» **Source document**:

--- Begin ---

At this point it was around 6 or 7pm and we decided to go to Highlands Coffee, where we enjoyed a couple of mojitos and some more free wifi (yay blogging time!)  Around 10:30pm we walked back to the bus stop where we were informed that our bus would come at 11 and we should stand outside and wait for it.  Now, it’s worth noting that we chose Phuong Trang again since we had a good experience getting to Can Tho, but this didn’t go quite as smoothly.  The buses all say their destination on the front and we kept seeing buses headed to Dalat.  Mui Ne is on the way to Dalat, so we asked if these were the buses we were supposed to be getting on, but we were told our bus was still coming.  This happened several times, so we decided we would stop asking and wait for a bus that said Mui Ne on it.  Finally at 12am, a bus that said Mui Ne rolled up.  When we approached the door, the driver told us this was the 12:00 bus, our tickets were for the 11:00 bus, and that we should have been here at 10:45 to catch it.

We have been here since 10:30!  The bus did not come!

It was apparent that the driver did not fully understand what were saying and kept insisting that we missed the bus because we did not arrive early enough.  Normally we are not very pushy people, but we had already had a day full of transportation difficulties.  We were getting to Mui Ne, and we were getting there on this sleeper bus.  After all of the other passengers got on (it was not full), and a few more desperate pleas, the driver finally let us on the bus.

--- End ---

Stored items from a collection
--- Begin ---

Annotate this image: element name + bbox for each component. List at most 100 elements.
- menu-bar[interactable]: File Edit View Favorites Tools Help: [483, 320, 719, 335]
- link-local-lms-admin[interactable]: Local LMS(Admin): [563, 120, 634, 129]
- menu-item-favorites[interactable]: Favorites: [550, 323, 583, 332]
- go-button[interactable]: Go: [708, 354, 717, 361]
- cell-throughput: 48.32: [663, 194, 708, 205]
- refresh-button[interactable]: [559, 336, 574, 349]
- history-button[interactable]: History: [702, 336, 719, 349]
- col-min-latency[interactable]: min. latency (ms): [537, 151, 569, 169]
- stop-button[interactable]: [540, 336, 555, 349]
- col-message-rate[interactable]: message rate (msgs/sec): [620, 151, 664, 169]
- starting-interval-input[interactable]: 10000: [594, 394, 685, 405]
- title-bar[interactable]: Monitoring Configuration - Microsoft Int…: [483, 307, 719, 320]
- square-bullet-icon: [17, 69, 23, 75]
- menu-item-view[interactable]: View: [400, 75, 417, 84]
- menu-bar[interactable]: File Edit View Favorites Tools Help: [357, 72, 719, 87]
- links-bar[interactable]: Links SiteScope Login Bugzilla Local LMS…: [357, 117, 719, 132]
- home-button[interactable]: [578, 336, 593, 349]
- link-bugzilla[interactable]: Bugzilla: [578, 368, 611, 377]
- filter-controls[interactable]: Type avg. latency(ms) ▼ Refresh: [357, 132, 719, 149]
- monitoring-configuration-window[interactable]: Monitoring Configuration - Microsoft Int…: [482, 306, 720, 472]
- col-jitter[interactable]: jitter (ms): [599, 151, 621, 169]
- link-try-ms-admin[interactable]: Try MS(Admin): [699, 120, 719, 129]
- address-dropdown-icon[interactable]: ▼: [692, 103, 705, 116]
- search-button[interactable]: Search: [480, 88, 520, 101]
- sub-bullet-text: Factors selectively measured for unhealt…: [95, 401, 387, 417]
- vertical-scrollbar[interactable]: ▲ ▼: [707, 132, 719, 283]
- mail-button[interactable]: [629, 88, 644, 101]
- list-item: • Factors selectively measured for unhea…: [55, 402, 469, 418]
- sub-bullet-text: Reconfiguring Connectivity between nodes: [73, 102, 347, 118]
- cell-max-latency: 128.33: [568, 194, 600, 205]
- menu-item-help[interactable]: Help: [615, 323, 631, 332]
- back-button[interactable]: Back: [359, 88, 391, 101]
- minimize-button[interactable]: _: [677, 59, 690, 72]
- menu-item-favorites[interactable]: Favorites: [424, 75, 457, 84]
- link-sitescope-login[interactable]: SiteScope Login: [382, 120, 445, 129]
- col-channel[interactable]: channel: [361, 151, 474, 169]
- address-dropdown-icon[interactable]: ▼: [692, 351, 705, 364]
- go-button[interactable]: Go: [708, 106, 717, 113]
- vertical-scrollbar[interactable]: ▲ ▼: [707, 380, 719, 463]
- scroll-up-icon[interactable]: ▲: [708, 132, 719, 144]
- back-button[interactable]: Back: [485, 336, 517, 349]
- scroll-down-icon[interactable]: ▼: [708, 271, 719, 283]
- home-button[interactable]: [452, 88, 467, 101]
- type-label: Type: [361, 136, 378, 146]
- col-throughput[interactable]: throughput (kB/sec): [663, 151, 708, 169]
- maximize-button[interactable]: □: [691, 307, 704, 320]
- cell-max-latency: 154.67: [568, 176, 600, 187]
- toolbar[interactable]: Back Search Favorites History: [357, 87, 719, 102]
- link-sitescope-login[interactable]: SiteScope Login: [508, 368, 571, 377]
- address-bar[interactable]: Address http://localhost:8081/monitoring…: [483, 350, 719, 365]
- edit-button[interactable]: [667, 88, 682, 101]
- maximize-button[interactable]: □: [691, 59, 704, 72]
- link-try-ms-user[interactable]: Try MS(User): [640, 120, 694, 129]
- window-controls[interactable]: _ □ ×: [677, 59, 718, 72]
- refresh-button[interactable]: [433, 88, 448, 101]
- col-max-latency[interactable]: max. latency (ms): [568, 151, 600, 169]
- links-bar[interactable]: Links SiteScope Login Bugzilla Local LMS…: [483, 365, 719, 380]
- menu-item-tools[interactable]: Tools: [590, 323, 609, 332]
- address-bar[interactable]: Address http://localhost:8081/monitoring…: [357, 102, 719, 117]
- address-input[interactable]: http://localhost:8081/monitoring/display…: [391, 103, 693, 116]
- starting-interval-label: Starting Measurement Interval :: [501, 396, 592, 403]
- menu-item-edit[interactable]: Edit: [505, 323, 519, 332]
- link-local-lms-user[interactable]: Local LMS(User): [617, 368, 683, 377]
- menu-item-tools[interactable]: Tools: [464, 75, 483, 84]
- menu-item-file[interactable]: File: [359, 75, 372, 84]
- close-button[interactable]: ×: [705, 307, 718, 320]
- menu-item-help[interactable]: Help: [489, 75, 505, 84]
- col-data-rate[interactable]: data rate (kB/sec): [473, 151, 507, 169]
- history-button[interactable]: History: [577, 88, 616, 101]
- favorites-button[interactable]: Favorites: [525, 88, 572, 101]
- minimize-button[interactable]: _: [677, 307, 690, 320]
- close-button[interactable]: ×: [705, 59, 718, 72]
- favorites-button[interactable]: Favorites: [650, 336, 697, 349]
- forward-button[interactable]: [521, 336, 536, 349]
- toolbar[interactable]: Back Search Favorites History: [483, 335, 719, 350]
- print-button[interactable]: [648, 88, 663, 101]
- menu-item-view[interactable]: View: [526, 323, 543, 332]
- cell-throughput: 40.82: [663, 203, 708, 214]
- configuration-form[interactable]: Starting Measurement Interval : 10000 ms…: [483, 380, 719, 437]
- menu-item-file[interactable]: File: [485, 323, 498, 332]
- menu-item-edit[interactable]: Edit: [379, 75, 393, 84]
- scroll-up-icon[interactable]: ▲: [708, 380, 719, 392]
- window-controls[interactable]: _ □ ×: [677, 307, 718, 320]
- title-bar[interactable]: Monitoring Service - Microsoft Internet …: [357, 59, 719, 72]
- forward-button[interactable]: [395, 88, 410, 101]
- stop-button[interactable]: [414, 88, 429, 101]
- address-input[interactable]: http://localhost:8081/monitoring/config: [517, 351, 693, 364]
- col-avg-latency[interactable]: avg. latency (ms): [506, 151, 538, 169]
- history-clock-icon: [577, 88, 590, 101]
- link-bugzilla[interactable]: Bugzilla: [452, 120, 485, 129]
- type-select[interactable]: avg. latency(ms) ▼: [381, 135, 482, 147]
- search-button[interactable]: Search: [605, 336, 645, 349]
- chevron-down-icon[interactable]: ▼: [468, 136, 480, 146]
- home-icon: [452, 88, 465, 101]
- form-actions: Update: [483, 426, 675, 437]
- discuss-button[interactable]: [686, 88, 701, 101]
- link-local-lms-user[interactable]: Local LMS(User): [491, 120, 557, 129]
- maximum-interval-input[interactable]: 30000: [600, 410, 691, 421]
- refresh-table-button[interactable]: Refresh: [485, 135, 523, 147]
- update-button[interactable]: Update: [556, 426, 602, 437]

--- End ---

» **Tasks to carry out**:
(1) In the bus trip account, which bus company did the travelers use again?
(2) According to the bus trip account, why did the travelers ask whether the buses marked for Dalat were the ones they should board?

» **Solved problems**:
(1) Phuong Trang.

(2) They asked because Mui Ne is on the way to Dalat, so those buses might have been theirs. Each time, they were told their bus was still coming.